■ TASK REQUIREMENTS:
Repeat each record below exactly as given.
Start RECORDS FOR PROCESSING
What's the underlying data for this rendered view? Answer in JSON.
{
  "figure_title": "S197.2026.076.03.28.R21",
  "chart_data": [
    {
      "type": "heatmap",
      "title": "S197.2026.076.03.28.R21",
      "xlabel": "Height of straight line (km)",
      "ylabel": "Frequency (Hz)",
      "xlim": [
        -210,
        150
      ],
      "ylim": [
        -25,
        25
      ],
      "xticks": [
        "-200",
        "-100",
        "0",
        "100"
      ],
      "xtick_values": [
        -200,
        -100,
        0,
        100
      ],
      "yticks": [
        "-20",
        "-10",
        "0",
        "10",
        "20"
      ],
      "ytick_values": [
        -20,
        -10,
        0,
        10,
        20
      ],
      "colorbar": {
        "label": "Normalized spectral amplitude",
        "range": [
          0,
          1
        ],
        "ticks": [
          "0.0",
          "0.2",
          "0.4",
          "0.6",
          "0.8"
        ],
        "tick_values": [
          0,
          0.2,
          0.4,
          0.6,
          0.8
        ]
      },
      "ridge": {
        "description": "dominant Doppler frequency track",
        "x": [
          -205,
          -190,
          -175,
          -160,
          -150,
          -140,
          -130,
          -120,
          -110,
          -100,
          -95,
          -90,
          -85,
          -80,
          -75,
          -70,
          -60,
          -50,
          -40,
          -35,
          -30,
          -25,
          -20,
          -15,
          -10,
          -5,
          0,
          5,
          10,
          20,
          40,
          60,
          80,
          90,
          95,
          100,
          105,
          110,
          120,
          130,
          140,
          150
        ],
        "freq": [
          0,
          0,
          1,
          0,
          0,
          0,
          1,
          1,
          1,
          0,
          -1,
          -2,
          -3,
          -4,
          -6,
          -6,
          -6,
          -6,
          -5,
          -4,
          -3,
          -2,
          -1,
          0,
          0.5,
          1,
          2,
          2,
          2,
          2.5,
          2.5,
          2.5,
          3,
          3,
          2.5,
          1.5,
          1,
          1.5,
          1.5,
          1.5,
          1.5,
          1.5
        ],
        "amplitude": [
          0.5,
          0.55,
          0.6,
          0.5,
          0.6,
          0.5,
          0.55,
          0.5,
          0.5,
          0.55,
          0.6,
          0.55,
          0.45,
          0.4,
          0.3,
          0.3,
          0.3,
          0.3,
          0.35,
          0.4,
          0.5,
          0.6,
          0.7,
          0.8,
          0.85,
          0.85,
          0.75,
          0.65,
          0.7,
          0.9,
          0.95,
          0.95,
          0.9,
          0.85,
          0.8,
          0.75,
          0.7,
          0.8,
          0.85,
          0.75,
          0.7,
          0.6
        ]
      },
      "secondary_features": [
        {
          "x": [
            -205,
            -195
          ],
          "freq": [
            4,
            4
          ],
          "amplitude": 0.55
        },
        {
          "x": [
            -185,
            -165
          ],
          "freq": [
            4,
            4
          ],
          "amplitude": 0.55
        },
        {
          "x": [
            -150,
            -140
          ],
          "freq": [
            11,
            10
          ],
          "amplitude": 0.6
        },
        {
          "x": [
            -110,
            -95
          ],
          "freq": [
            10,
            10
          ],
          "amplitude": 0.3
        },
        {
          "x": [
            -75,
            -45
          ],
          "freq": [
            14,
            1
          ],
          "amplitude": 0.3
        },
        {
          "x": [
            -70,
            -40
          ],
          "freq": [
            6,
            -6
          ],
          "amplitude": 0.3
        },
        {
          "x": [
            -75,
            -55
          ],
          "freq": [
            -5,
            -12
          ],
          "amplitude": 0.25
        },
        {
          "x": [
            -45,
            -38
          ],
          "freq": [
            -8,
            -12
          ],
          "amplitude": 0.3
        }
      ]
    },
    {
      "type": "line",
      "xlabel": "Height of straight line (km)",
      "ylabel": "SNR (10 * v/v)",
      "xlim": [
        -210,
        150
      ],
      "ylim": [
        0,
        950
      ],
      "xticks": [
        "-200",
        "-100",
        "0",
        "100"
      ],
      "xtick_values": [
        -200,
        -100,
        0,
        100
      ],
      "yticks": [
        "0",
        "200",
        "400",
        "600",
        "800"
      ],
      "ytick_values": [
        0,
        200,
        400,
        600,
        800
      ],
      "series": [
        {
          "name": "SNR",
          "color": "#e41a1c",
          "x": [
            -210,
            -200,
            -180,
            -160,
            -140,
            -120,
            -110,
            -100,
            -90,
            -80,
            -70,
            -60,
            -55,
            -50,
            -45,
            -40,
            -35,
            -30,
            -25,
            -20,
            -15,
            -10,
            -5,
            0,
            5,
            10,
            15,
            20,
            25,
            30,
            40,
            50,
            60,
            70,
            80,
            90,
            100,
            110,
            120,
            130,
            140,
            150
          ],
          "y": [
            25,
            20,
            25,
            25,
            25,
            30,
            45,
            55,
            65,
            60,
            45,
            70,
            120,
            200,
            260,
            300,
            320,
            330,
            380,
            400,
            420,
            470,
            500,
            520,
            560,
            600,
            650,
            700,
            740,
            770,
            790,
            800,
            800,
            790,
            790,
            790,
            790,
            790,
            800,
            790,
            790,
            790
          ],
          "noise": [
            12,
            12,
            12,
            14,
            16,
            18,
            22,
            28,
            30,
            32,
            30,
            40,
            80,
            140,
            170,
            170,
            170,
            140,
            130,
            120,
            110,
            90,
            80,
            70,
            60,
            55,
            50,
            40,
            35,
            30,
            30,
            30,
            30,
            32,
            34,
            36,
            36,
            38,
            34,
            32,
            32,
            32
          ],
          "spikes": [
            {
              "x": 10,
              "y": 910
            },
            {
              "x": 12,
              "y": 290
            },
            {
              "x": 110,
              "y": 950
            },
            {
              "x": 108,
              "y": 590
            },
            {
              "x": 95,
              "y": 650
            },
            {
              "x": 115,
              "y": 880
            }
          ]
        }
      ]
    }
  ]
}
End RECORDS FOR PROCESSING
■ OUTPUT:
What's the underlying data for this rendered view? Answer in JSON.
{
  "figure_title": "S197.2026.076.03.28.R21",
  "chart_data": [
    {
      "type": "heatmap",
      "title": "S197.2026.076.03.28.R21",
      "xlabel": "Height of straight line (km)",
      "ylabel": "Frequency (Hz)",
      "xlim": [
        -210,
        150
      ],
      "ylim": [
        -25,
        25
      ],
      "xticks": [
        "-200",
        "-100",
        "0",
        "100"
      ],
      "xtick_values": [
        -200,
        -100,
        0,
        100
      ],
      "yticks": [
        "-20",
        "-10",
        "0",
        "10",
        "20"
      ],
      "ytick_values": [
        -20,
        -10,
        0,
        10,
        20
      ],
      "colorbar": {
        "label": "Normalized spectral amplitude",
        "range": [
          0,
          1
        ],
        "ticks": [
          "0.0",
          "0.2",
          "0.4",
          "0.6",
          "0.8"
        ],
        "tick_values": [
          0,
          0.2,
          0.4,
          0.6,
          0.8
        ]
      },
      "ridge": {
        "description": "dominant Doppler frequency track",
        "x": [
          -205,
          -190,
          -175,
          -160,
          -150,
          -140,
          -130,
          -120,
          -110,
          -100,
          -95,
          -90,
          -85,
          -80,
          -75,
          -70,
          -60,
          -50,
          -40,
          -35,
          -30,
          -25,
          -20,
          -15,
          -10,
          -5,
          0,
          5,
          10,
          20,
          40,
          60,
          80,
          90,
          95,
          100,
          105,
          110,
          120,
          130,
          140,
          150
        ],
        "freq": [
          0,
          0,
          1,
          0,
          0,
          0,
          1,
          1,
          1,
          0,
          -1,
          -2,
          -3,
          -4,
          -6,
          -6,
          -6,
          -6,
          -5,
          -4,
          -3,
          -2,
          -1,
          0,
          0.5,
          1,
          2,
          2,
          2,
          2.5,
          2.5,
          2.5,
          3,
          3,
          2.5,
          1.5,
          1,
          1.5,
          1.5,
          1.5,
          1.5,
          1.5
        ],
        "amplitude": [
          0.5,
          0.55,
          0.6,
          0.5,
          0.6,
          0.5,
          0.55,
          0.5,
          0.5,
          0.55,
          0.6,
          0.55,
          0.45,
          0.4,
          0.3,
          0.3,
          0.3,
          0.3,
          0.35,
          0.4,
          0.5,
          0.6,
          0.7,
          0.8,
          0.85,
          0.85,
          0.75,
          0.65,
          0.7,
          0.9,
          0.95,
          0.95,
          0.9,
          0.85,
          0.8,
          0.75,
          0.7,
          0.8,
          0.85,
          0.75,
          0.7,
          0.6
        ]
      },
      "secondary_features": [
        {
          "x": [
            -205,
            -195
          ],
          "freq": [
            4,
            4
          ],
          "amplitude": 0.55
        },
        {
          "x": [
            -185,
            -165
          ],
          "freq": [
            4,
            4
          ],
          "amplitude": 0.55
        },
        {
          "x": [
            -150,
            -140
          ],
          "freq": [
            11,
            10
          ],
          "amplitude": 0.6
        },
        {
          "x": [
            -110,
            -95
          ],
          "freq": [
            10,
            10
          ],
          "amplitude": 0.3
        },
        {
          "x": [
            -75,
            -45
          ],
          "freq": [
            14,
            1
          ],
          "amplitude": 0.3
        },
        {
          "x": [
            -70,
            -40
          ],
          "freq": [
            6,
            -6
          ],
          "amplitude": 0.3
        },
        {
          "x": [
            -75,
            -55
          ],
          "freq": [
            -5,
            -12
          ],
          "amplitude": 0.25
        },
        {
          "x": [
            -45,
            -38
          ],
          "freq": [
            -8,
            -12
          ],
          "amplitude": 0.3
        }
      ]
    },
    {
      "type": "line",
      "xlabel": "Height of straight line (km)",
      "ylabel": "SNR (10 * v/v)",
      "xlim": [
        -210,
        150
      ],
      "ylim": [
        0,
        950
      ],
      "xticks": [
        "-200",
        "-100",
        "0",
        "100"
      ],
      "xtick_values": [
        -200,
        -100,
        0,
        100
      ],
      "yticks": [
        "0",
        "200",
        "400",
        "600",
        "800"
      ],
      "ytick_values": [
        0,
        200,
        400,
        600,
        800
      ],
      "series": [
        {
          "name": "SNR",
          "color": "#e41a1c",
          "x": [
            -210,
            -200,
            -180,
            -160,
            -140,
            -120,
            -110,
            -100,
            -90,
            -80,
            -70,
            -60,
            -55,
            -50,
            -45,
            -40,
            -35,
            -30,
            -25,
            -20,
            -15,
            -10,
            -5,
            0,
            5,
            10,
            15,
            20,
            25,
            30,
            40,
            50,
            60,
            70,
            80,
            90,
            100,
            110,
            120,
            130,
            140,
            150
          ],
          "y": [
            25,
            20,
            25,
            25,
            25,
            30,
            45,
            55,
            65,
            60,
            45,
            70,
            120,
            200,
            260,
            300,
            320,
            330,
            380,
            400,
            420,
            470,
            500,
            520,
            560,
            600,
            650,
            700,
            740,
            770,
            790,
            800,
            800,
            790,
            790,
            790,
            790,
            790,
            800,
            790,
            790,
            790
          ],
          "noise": [
            12,
            12,
            12,
            14,
            16,
            18,
            22,
            28,
            30,
            32,
            30,
            40,
            80,
            140,
            170,
            170,
            170,
            140,
            130,
            120,
            110,
            90,
            80,
            70,
            60,
            55,
            50,
            40,
            35,
            30,
            30,
            30,
            30,
            32,
            34,
            36,
            36,
            38,
            34,
            32,
            32,
            32
          ],
          "spikes": [
            {
              "x": 10,
              "y": 910
            },
            {
              "x": 12,
              "y": 290
            },
            {
              "x": 110,
              "y": 950
            },
            {
              "x": 108,
              "y": 590
            },
            {
              "x": 95,
              "y": 650
            },
            {
              "x": 115,
              "y": 880
            }
          ]
        }
      ]
    }
  ]
}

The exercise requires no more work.